## Goal
Say how many lines contain "minuutin", using only the number.

## Data for this task
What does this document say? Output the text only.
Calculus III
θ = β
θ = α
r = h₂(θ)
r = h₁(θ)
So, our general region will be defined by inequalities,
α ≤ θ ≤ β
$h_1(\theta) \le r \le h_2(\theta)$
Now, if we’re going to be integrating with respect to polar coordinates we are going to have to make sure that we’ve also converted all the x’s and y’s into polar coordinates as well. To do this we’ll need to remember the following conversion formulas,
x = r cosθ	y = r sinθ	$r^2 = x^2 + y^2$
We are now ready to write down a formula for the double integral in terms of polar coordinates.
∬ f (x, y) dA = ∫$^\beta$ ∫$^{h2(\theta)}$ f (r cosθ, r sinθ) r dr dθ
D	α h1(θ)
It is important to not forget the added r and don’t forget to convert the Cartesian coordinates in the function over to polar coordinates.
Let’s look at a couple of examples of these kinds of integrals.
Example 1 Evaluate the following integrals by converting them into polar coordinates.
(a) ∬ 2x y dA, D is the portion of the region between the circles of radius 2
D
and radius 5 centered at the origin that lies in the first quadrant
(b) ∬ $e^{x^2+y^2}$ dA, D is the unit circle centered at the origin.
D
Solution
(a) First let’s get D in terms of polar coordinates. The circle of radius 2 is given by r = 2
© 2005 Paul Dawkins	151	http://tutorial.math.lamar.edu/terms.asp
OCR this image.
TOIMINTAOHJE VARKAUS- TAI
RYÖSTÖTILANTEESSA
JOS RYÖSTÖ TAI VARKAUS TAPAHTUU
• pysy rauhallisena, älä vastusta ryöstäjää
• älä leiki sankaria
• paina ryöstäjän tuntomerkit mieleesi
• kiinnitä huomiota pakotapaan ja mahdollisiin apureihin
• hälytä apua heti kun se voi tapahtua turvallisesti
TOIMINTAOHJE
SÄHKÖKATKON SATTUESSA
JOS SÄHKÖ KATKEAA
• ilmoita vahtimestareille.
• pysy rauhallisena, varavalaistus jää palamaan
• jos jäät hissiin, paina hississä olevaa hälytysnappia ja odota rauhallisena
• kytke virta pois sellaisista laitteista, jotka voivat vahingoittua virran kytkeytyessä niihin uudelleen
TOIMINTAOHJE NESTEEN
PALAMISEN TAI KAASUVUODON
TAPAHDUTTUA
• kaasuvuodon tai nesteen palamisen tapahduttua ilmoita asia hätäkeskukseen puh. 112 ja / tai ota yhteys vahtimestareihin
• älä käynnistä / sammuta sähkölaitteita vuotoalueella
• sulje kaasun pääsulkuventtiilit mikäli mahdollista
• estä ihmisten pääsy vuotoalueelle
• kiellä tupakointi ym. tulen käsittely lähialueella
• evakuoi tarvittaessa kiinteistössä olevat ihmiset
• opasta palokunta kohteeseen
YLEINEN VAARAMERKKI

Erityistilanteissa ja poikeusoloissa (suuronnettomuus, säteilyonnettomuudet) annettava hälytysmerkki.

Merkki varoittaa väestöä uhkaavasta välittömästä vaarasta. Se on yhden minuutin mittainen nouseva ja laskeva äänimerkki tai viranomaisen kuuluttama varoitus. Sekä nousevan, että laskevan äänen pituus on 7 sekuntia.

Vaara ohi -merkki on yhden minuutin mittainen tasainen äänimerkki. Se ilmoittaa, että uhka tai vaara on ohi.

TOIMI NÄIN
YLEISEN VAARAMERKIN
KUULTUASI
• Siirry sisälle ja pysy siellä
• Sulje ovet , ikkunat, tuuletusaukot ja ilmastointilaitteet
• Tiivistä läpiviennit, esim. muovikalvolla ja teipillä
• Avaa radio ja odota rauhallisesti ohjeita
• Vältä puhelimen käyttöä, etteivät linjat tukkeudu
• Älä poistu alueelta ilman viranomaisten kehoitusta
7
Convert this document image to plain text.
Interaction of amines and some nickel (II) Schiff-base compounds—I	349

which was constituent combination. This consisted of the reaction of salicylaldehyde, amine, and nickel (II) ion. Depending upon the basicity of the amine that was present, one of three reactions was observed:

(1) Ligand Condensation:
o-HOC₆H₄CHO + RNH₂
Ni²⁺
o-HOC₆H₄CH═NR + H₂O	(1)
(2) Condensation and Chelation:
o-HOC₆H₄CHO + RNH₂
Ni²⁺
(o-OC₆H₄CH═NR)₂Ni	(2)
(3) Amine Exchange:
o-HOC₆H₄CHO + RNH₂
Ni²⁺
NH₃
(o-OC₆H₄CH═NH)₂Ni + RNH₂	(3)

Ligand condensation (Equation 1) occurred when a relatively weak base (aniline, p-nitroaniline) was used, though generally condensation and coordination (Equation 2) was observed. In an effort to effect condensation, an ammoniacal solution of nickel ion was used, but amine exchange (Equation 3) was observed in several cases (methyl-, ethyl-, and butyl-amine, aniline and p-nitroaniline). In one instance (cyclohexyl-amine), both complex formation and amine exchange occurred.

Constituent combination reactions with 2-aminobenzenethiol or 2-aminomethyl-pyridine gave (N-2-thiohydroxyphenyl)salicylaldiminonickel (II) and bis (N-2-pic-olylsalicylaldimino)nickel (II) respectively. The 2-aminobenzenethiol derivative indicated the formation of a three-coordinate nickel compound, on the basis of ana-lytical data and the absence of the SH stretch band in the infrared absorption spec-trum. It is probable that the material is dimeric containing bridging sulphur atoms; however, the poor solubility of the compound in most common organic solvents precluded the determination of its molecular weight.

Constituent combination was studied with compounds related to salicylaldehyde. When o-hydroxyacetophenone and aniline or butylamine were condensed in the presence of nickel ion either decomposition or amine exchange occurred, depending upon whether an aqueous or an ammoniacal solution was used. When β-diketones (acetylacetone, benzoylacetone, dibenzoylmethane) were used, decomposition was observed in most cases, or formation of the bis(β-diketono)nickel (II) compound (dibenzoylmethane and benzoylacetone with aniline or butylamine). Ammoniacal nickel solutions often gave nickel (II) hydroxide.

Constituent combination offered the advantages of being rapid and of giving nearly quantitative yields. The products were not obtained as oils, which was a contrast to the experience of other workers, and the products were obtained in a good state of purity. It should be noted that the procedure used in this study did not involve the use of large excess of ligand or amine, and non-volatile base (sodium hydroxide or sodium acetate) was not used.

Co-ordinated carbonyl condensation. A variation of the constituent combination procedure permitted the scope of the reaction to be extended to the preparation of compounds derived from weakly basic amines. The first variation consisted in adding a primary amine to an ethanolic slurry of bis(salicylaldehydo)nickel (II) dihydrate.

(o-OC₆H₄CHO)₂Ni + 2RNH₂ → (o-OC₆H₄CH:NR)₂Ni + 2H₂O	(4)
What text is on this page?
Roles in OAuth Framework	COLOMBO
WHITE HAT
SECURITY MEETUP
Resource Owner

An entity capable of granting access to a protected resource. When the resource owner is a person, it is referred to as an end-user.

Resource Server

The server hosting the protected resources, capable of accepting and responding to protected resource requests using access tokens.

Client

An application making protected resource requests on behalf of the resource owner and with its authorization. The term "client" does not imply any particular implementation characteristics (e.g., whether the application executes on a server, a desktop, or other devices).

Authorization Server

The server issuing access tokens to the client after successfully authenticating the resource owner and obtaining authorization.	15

## Exercise solution
2